### Instructions for the task
Copy out all lines with the word "each" in them.

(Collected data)
-- start --

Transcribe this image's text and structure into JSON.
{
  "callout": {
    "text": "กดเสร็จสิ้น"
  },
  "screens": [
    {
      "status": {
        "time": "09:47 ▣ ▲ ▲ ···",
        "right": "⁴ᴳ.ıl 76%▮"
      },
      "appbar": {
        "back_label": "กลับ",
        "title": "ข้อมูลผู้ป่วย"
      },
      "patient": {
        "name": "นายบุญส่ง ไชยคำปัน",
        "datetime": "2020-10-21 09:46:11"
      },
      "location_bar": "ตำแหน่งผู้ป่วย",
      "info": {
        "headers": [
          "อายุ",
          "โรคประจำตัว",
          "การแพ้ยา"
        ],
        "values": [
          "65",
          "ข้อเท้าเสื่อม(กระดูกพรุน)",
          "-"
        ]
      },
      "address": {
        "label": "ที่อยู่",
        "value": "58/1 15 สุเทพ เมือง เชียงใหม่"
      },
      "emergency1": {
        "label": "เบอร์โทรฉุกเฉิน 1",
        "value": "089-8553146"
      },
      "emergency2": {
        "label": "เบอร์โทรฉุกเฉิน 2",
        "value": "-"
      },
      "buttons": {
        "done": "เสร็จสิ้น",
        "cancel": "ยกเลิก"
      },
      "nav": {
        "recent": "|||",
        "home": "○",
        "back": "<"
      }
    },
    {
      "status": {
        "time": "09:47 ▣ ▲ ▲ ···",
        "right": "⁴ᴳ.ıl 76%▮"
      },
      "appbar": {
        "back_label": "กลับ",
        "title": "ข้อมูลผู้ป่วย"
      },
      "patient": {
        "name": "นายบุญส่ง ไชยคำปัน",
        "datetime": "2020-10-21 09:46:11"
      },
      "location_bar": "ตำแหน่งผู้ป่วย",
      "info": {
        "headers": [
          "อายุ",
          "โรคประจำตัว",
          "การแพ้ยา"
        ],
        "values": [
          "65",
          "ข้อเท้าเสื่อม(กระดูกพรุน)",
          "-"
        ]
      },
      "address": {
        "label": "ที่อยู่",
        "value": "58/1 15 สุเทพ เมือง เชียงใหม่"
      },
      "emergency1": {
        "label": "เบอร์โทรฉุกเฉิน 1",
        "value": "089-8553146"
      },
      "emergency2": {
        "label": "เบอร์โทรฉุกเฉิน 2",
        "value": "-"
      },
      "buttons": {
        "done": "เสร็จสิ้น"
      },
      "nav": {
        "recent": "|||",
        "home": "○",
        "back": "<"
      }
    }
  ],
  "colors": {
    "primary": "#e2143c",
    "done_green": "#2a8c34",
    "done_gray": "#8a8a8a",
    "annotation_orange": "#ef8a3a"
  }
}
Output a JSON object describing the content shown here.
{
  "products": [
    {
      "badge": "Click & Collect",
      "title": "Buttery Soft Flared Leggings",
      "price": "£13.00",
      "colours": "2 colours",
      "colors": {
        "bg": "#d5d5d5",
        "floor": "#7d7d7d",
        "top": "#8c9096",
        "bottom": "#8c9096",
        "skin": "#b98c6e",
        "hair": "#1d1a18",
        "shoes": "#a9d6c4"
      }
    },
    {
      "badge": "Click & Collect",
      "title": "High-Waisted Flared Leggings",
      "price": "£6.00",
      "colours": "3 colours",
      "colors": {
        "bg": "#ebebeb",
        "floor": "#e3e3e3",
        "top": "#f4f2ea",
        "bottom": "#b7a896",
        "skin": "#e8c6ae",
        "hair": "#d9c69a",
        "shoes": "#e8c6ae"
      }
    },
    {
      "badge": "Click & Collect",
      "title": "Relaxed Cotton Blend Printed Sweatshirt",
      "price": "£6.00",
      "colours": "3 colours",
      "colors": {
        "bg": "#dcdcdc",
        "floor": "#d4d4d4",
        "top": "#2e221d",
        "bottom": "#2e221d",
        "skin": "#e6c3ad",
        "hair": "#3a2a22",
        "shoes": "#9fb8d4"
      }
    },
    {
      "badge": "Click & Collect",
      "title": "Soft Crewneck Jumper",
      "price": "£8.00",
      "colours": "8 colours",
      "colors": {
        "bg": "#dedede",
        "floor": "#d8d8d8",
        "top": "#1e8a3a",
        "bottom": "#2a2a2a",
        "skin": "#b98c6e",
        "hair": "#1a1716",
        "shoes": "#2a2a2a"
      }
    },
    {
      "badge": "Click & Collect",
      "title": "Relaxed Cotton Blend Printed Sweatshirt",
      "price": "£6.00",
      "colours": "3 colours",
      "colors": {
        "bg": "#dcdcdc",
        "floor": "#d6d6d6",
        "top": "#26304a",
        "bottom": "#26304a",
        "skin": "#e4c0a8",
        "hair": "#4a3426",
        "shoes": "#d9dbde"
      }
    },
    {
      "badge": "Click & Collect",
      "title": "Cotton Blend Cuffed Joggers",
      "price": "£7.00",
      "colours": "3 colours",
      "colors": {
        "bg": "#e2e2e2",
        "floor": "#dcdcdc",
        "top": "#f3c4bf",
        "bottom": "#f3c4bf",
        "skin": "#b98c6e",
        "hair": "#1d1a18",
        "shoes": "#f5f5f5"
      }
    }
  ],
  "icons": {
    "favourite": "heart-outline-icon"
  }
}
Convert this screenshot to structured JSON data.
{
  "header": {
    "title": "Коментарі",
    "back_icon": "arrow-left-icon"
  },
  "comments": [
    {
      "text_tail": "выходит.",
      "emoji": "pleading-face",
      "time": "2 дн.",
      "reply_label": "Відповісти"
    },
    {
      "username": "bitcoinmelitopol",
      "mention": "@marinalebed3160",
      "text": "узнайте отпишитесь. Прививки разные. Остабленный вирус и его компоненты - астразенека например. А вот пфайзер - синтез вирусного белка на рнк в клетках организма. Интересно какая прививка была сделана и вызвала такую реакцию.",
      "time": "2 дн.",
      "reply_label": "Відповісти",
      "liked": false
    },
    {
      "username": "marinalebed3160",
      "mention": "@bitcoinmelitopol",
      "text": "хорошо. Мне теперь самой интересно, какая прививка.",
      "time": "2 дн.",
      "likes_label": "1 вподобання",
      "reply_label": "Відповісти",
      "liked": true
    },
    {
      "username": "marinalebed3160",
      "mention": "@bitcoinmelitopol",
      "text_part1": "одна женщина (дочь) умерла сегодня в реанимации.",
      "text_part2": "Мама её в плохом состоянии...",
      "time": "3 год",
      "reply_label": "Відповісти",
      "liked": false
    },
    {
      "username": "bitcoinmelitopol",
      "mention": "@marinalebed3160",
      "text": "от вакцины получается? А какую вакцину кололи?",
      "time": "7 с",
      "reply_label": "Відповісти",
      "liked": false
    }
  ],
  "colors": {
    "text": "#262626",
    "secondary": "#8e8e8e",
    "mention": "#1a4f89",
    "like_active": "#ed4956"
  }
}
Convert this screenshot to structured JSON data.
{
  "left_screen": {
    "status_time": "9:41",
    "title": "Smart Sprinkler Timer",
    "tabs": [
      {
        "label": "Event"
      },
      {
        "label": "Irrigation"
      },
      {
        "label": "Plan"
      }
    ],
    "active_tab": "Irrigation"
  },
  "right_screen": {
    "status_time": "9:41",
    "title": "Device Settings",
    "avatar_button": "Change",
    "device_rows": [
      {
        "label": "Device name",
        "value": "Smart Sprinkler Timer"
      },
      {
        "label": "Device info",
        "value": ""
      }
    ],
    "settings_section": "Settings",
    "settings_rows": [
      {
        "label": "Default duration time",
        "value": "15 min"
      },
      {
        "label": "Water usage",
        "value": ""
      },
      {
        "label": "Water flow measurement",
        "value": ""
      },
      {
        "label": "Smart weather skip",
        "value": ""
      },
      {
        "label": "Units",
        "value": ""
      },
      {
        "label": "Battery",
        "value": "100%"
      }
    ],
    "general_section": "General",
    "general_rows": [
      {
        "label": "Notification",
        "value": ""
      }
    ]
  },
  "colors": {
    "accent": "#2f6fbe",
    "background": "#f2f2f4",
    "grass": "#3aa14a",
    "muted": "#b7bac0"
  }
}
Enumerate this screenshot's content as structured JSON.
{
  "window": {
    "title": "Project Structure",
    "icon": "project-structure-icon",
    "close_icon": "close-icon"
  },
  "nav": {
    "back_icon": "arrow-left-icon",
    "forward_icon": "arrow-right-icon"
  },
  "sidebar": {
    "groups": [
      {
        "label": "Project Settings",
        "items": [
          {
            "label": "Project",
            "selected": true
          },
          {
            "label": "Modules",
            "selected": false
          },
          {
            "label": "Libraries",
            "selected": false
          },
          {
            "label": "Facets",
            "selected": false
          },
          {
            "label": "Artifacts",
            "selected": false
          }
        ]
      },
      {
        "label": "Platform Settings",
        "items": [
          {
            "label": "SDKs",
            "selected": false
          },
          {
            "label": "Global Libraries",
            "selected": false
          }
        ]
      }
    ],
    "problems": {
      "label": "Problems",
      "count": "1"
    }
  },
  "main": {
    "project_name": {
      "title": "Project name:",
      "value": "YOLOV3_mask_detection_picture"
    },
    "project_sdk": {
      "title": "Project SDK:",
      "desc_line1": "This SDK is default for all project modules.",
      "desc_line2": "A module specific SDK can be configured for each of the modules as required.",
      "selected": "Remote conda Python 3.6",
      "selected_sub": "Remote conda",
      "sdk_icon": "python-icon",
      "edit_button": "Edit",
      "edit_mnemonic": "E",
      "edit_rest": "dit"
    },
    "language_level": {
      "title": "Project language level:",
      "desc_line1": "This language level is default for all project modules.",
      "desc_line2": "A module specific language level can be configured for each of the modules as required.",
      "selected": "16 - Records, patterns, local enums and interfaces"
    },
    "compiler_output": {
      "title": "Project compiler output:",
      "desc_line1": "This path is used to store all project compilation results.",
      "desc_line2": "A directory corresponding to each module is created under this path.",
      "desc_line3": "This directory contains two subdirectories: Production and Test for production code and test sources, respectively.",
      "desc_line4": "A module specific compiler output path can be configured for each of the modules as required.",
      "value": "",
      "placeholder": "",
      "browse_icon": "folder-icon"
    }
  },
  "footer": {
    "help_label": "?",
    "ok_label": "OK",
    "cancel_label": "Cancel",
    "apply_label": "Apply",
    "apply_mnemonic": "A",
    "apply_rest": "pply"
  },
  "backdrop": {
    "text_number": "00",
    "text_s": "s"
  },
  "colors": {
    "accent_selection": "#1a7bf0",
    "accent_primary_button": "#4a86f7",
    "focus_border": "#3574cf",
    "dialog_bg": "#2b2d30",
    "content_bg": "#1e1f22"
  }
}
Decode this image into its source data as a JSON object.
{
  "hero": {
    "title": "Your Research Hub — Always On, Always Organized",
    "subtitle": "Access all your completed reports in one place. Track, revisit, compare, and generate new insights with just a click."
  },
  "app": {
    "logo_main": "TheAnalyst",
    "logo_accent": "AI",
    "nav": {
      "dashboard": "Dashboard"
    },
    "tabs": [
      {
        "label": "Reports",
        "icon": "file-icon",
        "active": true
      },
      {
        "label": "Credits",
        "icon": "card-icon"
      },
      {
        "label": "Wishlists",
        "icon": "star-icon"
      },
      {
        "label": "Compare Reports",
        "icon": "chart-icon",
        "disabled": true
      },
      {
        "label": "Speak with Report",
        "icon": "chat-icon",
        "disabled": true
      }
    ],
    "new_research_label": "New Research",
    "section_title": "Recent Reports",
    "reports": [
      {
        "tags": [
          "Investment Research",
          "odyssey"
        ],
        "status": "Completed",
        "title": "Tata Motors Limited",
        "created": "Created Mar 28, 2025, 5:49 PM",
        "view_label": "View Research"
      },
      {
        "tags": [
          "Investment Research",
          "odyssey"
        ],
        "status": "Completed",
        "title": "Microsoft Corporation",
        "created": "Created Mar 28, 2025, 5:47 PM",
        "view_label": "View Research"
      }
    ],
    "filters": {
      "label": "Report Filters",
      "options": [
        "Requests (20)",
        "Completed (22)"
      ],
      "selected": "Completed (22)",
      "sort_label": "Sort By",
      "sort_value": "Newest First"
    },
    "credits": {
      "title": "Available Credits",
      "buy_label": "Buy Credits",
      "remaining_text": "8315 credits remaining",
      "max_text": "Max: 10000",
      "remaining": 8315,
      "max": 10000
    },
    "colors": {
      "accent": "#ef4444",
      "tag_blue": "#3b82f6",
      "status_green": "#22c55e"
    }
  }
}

-- end --

### Correct response
      "desc_line2": "A module specific SDK can be configured for each of the modules as required.",
      "desc_line2": "A module specific language level can be configured for each of the modules as required.",
      "desc_line2": "A directory corresponding to each module is created under this path.",
      "desc_line4": "A module specific compiler output path can be configured for each of the modules as required.",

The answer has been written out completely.